- Do this
Repeat the listing in full, word for word.

Items listed in a dataset

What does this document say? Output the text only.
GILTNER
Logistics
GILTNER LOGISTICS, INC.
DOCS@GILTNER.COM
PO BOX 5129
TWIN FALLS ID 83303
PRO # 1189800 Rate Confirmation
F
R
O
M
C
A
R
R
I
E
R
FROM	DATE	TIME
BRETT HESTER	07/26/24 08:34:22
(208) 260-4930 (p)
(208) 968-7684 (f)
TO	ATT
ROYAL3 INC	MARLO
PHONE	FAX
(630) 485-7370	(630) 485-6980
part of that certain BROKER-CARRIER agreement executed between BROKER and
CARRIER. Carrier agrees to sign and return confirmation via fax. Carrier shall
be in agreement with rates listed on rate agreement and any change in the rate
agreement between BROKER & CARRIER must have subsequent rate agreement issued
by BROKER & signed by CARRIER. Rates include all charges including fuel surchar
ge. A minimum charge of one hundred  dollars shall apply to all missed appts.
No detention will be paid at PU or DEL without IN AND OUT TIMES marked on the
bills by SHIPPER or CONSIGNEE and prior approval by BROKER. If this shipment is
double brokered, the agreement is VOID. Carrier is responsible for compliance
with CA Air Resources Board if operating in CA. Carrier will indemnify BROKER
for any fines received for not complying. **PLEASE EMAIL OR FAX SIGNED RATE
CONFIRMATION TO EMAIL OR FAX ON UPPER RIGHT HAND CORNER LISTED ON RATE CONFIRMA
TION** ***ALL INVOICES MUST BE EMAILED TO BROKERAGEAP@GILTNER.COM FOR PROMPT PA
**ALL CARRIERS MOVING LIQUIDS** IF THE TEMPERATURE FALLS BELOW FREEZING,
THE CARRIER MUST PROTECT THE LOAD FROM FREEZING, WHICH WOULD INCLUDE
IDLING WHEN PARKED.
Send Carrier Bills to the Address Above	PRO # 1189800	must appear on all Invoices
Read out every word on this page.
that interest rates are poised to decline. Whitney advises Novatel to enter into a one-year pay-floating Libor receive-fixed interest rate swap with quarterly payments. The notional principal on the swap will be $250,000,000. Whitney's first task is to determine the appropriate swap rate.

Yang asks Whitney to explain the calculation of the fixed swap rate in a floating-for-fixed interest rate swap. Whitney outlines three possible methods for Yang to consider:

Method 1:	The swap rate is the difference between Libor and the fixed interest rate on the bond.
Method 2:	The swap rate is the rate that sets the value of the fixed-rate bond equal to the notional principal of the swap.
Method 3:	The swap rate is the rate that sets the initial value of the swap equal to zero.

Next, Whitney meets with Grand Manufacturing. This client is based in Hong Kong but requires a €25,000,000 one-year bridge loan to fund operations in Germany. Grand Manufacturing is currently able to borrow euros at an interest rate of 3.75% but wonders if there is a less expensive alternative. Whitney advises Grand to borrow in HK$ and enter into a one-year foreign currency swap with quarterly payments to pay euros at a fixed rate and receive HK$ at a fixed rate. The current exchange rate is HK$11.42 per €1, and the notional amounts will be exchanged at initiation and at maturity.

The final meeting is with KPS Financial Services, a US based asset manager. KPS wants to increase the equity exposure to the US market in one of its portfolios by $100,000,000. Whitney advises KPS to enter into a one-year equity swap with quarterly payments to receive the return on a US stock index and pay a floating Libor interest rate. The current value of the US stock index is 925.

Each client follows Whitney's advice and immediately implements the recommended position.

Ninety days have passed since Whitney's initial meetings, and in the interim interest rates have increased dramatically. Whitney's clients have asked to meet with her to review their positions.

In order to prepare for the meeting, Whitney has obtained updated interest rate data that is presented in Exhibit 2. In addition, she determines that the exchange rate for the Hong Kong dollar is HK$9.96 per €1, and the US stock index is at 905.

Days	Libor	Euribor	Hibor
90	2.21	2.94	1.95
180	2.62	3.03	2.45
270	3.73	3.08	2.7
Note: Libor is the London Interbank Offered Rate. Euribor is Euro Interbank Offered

- Full response
What does this document say? Output the text only.
GILTNER
Logistics
GILTNER LOGISTICS, INC.
DOCS@GILTNER.COM
PO BOX 5129
TWIN FALLS ID 83303
PRO # 1189800 Rate Confirmation
F
R
O
M
C
A
R
R
I
E
R
FROM	DATE	TIME
BRETT HESTER	07/26/24 08:34:22
(208) 260-4930 (p)
(208) 968-7684 (f)
TO	ATT
ROYAL3 INC	MARLO
PHONE	FAX
(630) 485-7370	(630) 485-6980
part of that certain BROKER-CARRIER agreement executed between BROKER and
CARRIER. Carrier agrees to sign and return confirmation via fax. Carrier shall
be in agreement with rates listed on rate agreement and any change in the rate
agreement between BROKER & CARRIER must have subsequent rate agreement issued
by BROKER & signed by CARRIER. Rates include all charges including fuel surchar
ge. A minimum charge of one hundred  dollars shall apply to all missed appts.
No detention will be paid at PU or DEL without IN AND OUT TIMES marked on the
bills by SHIPPER or CONSIGNEE and prior approval by BROKER. If this shipment is
double brokered, the agreement is VOID. Carrier is responsible for compliance
with CA Air Resources Board if operating in CA. Carrier will indemnify BROKER
for any fines received for not complying. **PLEASE EMAIL OR FAX SIGNED RATE
CONFIRMATION TO EMAIL OR FAX ON UPPER RIGHT HAND CORNER LISTED ON RATE CONFIRMA
TION** ***ALL INVOICES MUST BE EMAILED TO BROKERAGEAP@GILTNER.COM FOR PROMPT PA
**ALL CARRIERS MOVING LIQUIDS** IF THE TEMPERATURE FALLS BELOW FREEZING,
THE CARRIER MUST PROTECT THE LOAD FROM FREEZING, WHICH WOULD INCLUDE
IDLING WHEN PARKED.
Send Carrier Bills to the Address Above	PRO # 1189800	must appear on all Invoices
Read out every word on this page.
that interest rates are poised to decline. Whitney advises Novatel to enter into a one-year pay-floating Libor receive-fixed interest rate swap with quarterly payments. The notional principal on the swap will be $250,000,000. Whitney's first task is to determine the appropriate swap rate.

Yang asks Whitney to explain the calculation of the fixed swap rate in a floating-for-fixed interest rate swap. Whitney outlines three possible methods for Yang to consider:

Method 1:	The swap rate is the difference between Libor and the fixed interest rate on the bond.
Method 2:	The swap rate is the rate that sets the value of the fixed-rate bond equal to the notional principal of the swap.
Method 3:	The swap rate is the rate that sets the initial value of the swap equal to zero.

Next, Whitney meets with Grand Manufacturing. This client is based in Hong Kong but requires a €25,000,000 one-year bridge loan to fund operations in Germany. Grand Manufacturing is currently able to borrow euros at an interest rate of 3.75% but wonders if there is a less expensive alternative. Whitney advises Grand to borrow in HK$ and enter into a one-year foreign currency swap with quarterly payments to pay euros at a fixed rate and receive HK$ at a fixed rate. The current exchange rate is HK$11.42 per €1, and the notional amounts will be exchanged at initiation and at maturity.

The final meeting is with KPS Financial Services, a US based asset manager. KPS wants to increase the equity exposure to the US market in one of its portfolios by $100,000,000. Whitney advises KPS to enter into a one-year equity swap with quarterly payments to receive the return on a US stock index and pay a floating Libor interest rate. The current value of the US stock index is 925.

Each client follows Whitney's advice and immediately implements the recommended position.

Ninety days have passed since Whitney's initial meetings, and in the interim interest rates have increased dramatically. Whitney's clients have asked to meet with her to review their positions.

In order to prepare for the meeting, Whitney has obtained updated interest rate data that is presented in Exhibit 2. In addition, she determines that the exchange rate for the Hong Kong dollar is HK$9.96 per €1, and the US stock index is at 905.

Days	Libor	Euribor	Hibor
90	2.21	2.94	1.95
180	2.62	3.03	2.45
270	3.73	3.08	2.7
Note: Libor is the London Interbank Offered Rate. Euribor is Euro Interbank Offered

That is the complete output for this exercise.